Go to the line containing "What text is on this page?" below; retype it and all following lines exactly, and leave out the pictures.

Task material ->
● ● ●
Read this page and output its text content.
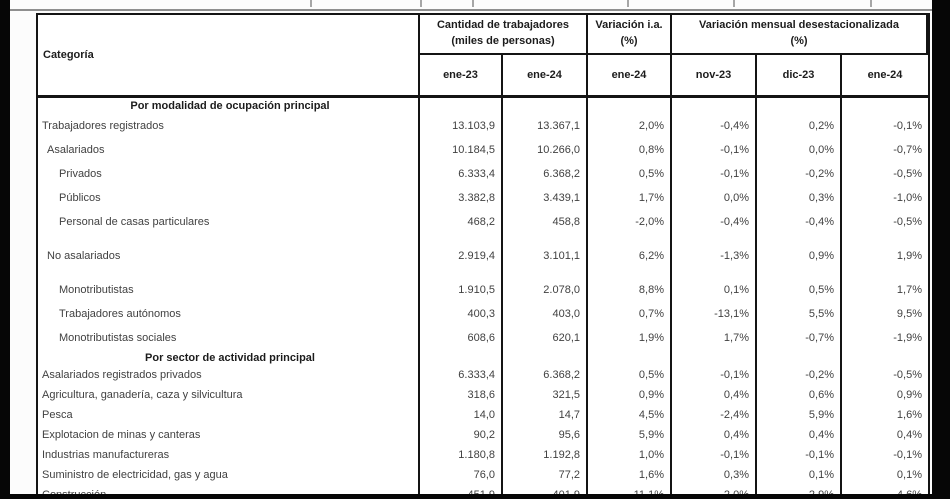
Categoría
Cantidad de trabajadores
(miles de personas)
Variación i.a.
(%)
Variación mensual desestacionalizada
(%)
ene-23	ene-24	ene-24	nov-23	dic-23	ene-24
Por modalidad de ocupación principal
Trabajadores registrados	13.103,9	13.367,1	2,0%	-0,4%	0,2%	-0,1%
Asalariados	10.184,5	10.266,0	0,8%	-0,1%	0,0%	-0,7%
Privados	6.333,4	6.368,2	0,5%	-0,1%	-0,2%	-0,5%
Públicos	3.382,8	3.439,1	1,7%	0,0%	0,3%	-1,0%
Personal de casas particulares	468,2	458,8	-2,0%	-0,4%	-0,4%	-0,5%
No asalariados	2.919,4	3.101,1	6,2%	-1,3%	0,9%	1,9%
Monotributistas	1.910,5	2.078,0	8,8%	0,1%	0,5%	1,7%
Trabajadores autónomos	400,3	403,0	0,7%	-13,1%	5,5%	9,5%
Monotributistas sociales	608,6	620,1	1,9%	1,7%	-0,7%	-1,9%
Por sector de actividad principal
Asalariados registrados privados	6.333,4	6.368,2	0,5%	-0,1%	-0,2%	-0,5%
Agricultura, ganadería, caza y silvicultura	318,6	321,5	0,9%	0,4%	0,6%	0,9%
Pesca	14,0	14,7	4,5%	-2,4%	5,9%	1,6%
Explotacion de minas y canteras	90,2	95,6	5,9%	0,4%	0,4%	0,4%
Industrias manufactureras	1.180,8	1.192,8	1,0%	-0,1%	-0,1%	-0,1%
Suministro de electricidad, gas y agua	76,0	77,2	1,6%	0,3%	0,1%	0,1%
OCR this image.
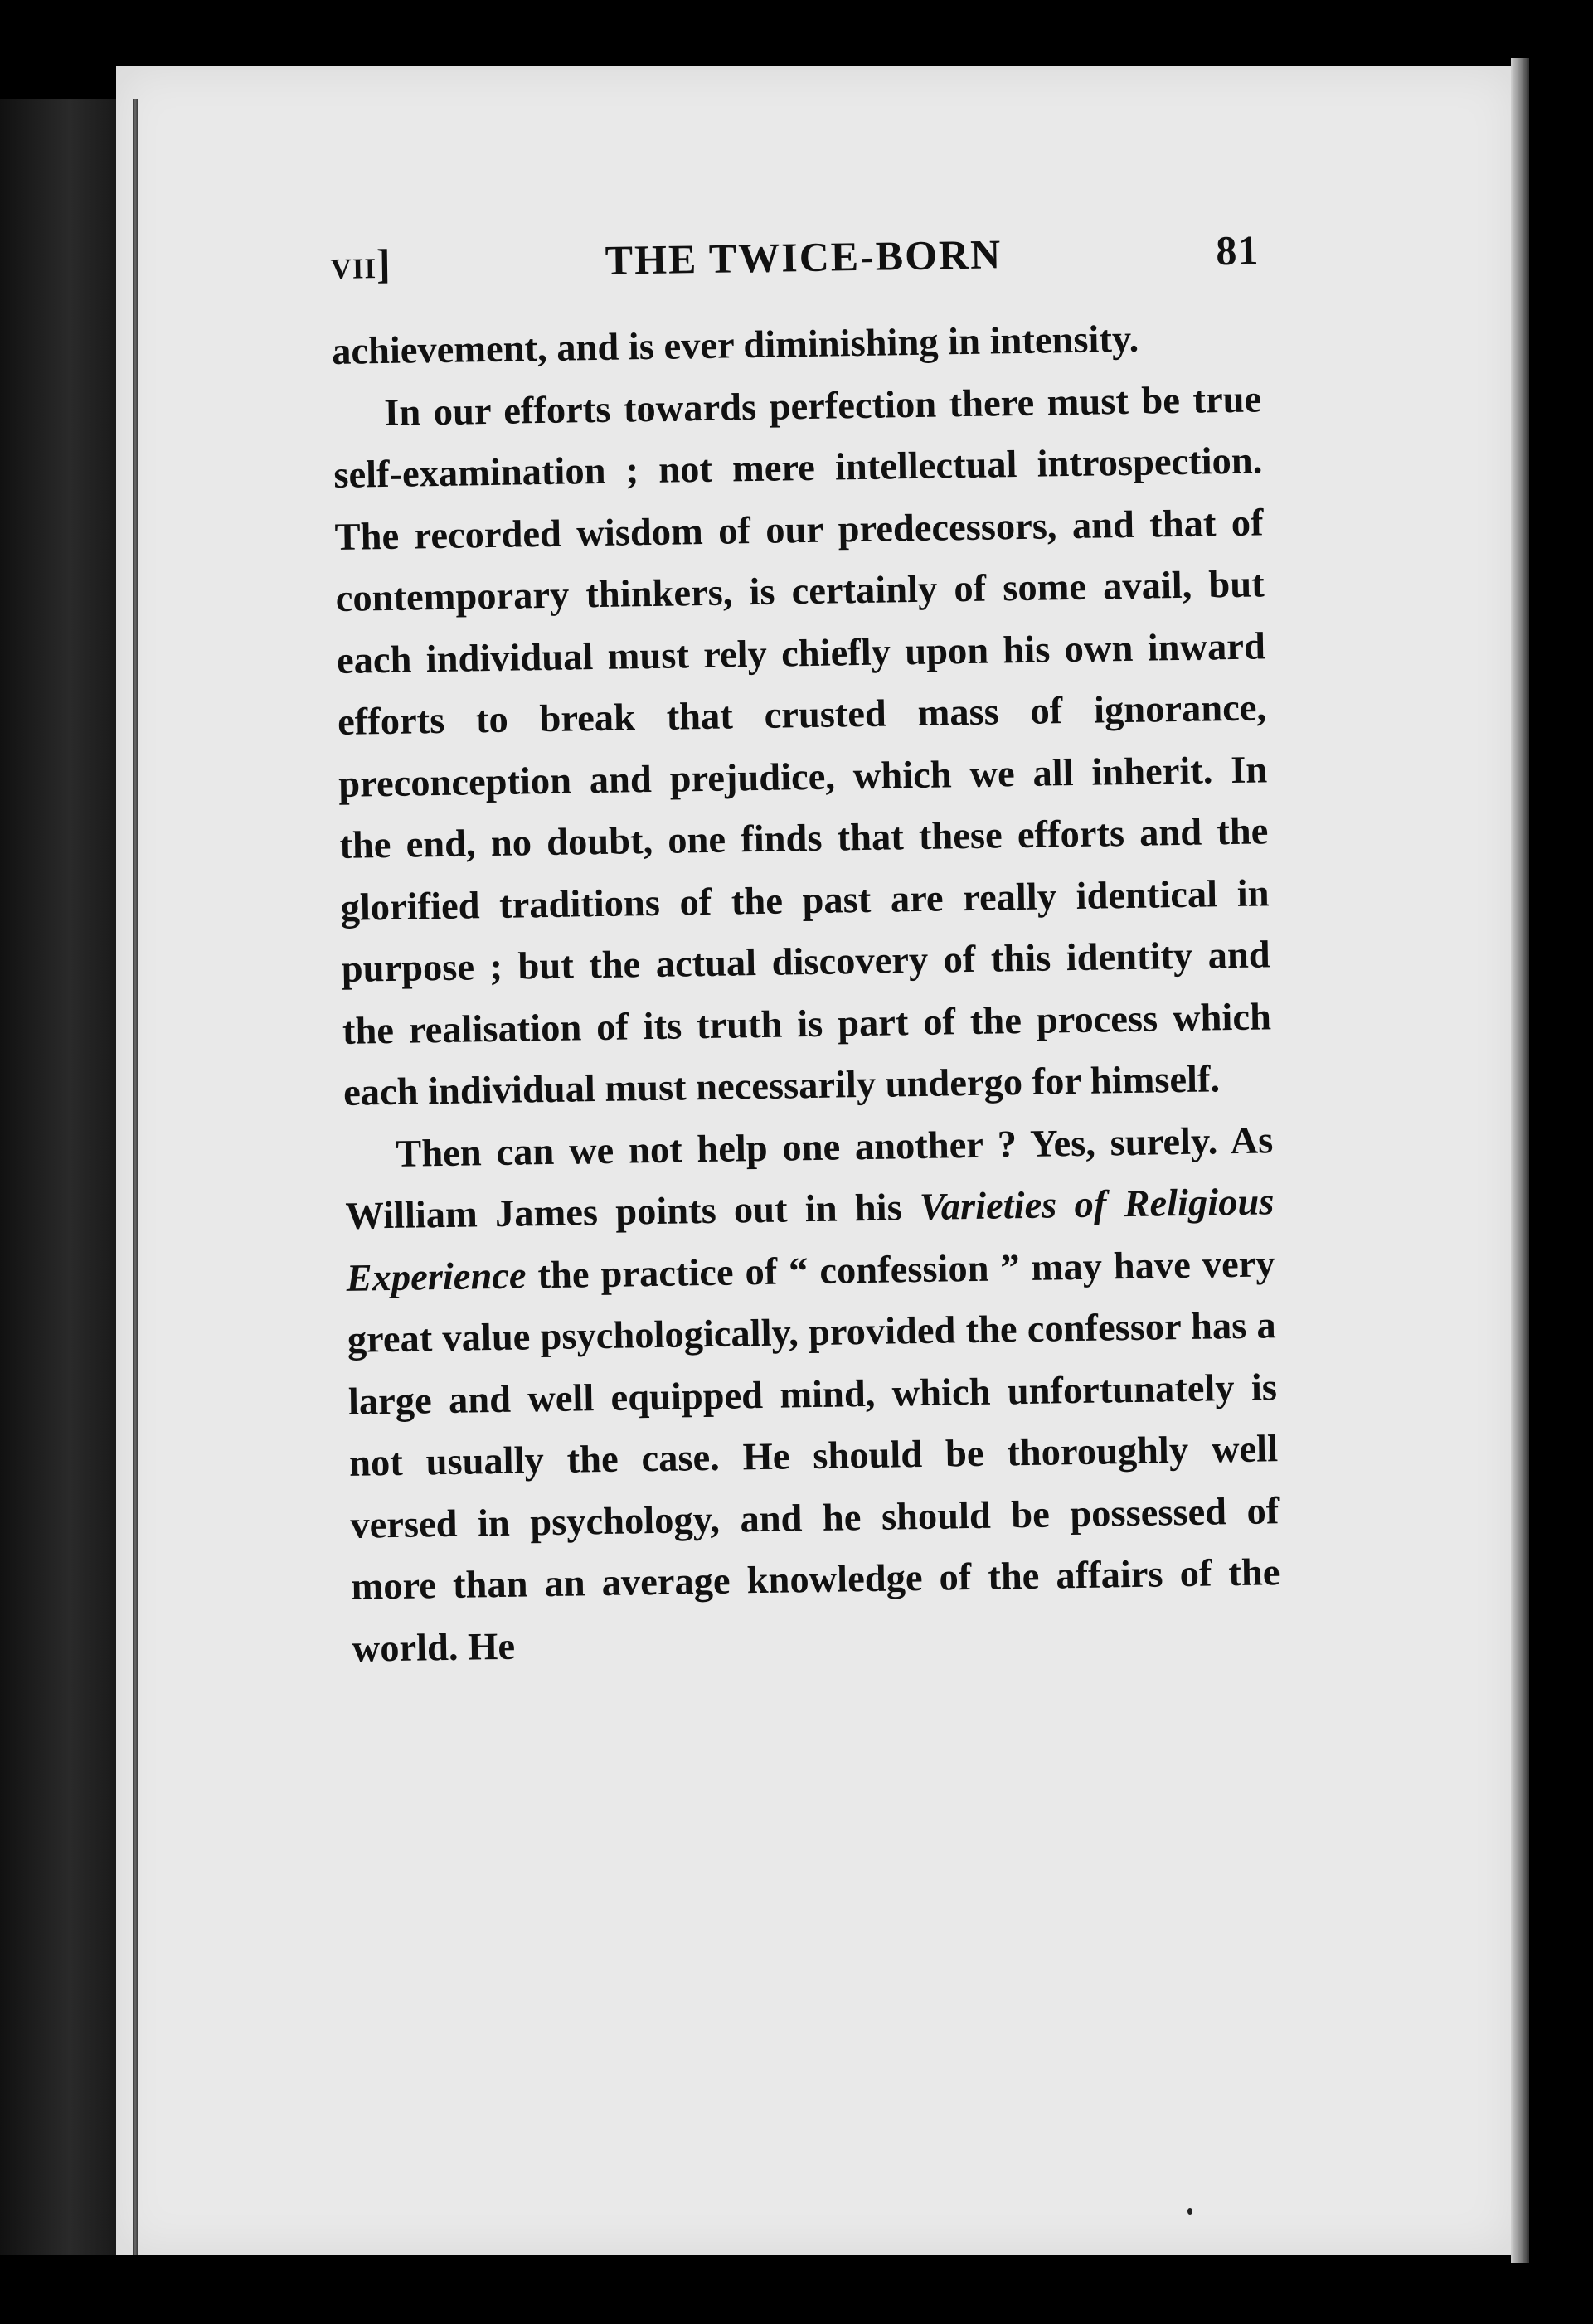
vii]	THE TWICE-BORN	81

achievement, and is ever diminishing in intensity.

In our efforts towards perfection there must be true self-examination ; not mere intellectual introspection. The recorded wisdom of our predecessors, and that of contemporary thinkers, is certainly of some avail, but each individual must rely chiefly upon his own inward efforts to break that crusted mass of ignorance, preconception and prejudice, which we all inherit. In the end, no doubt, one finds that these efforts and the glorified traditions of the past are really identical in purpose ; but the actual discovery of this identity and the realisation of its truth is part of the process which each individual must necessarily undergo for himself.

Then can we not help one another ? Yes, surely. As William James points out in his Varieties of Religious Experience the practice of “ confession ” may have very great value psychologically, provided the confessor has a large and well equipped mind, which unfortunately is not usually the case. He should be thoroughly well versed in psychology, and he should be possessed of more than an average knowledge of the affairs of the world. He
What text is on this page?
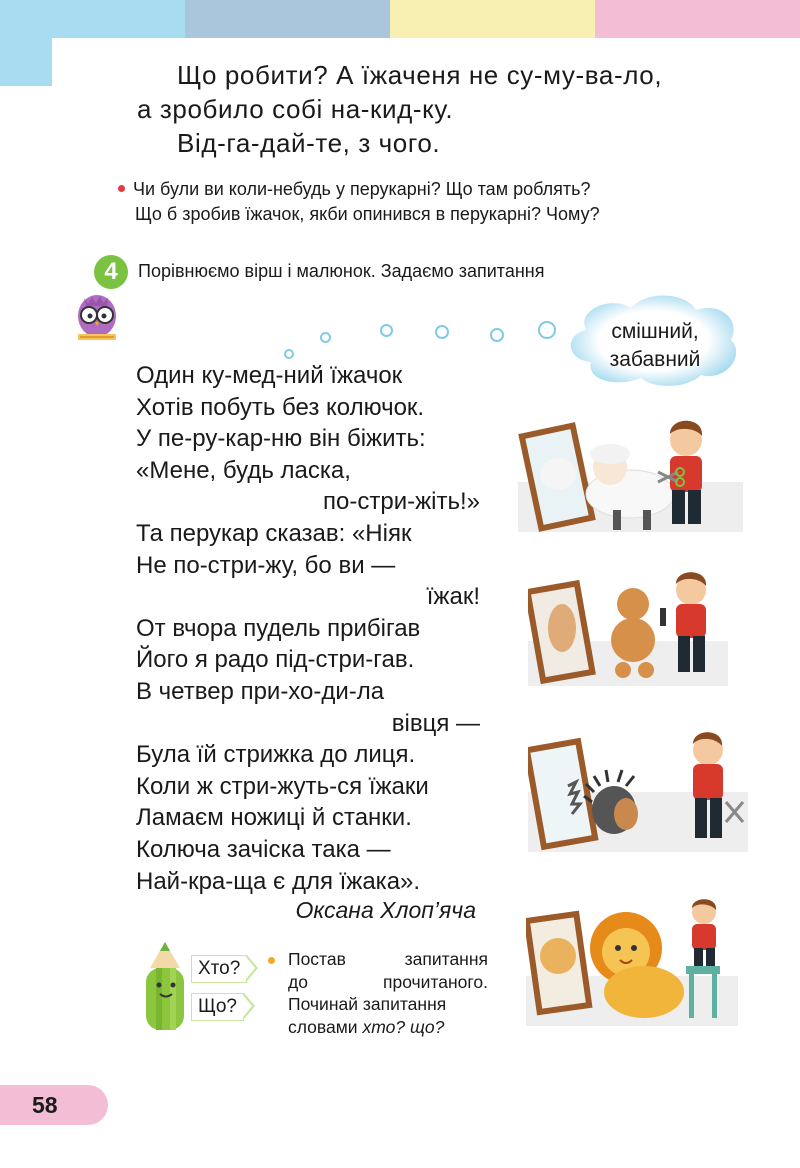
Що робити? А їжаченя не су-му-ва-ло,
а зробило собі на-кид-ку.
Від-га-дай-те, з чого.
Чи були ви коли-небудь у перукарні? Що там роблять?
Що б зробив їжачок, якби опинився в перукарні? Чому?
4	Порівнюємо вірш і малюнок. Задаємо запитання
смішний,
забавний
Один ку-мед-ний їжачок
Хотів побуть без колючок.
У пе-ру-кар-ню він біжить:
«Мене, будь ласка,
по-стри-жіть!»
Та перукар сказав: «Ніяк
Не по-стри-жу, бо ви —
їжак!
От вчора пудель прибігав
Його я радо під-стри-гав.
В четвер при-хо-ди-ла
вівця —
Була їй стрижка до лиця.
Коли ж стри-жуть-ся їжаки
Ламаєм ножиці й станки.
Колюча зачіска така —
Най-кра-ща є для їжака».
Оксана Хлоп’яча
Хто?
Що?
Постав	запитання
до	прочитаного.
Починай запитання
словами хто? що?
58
● ● ●
Task solution ->
What text is on this page?
Що робити? А їжаченя не су-му-ва-ло,
а зробило собі на-кид-ку.
Від-га-дай-те, з чого.
Чи були ви коли-небудь у перукарні? Що там роблять?
Що б зробив їжачок, якби опинився в перукарні? Чому?
4	Порівнюємо вірш і малюнок. Задаємо запитання
смішний,
забавний
Один ку-мед-ний їжачок
Хотів побуть без колючок.
У пе-ру-кар-ню він біжить:
«Мене, будь ласка,
по-стри-жіть!»
Та перукар сказав: «Ніяк
Не по-стри-жу, бо ви —
їжак!
От вчора пудель прибігав
Його я радо під-стри-гав.
В четвер при-хо-ди-ла
вівця —
Була їй стрижка до лиця.
Коли ж стри-жуть-ся їжаки
Ламаєм ножиці й станки.
Колюча зачіска така —
Най-кра-ща є для їжака».
Оксана Хлоп’яча
Хто?
Що?
Постав	запитання
до	прочитаного.
Починай запитання
словами хто? що?
58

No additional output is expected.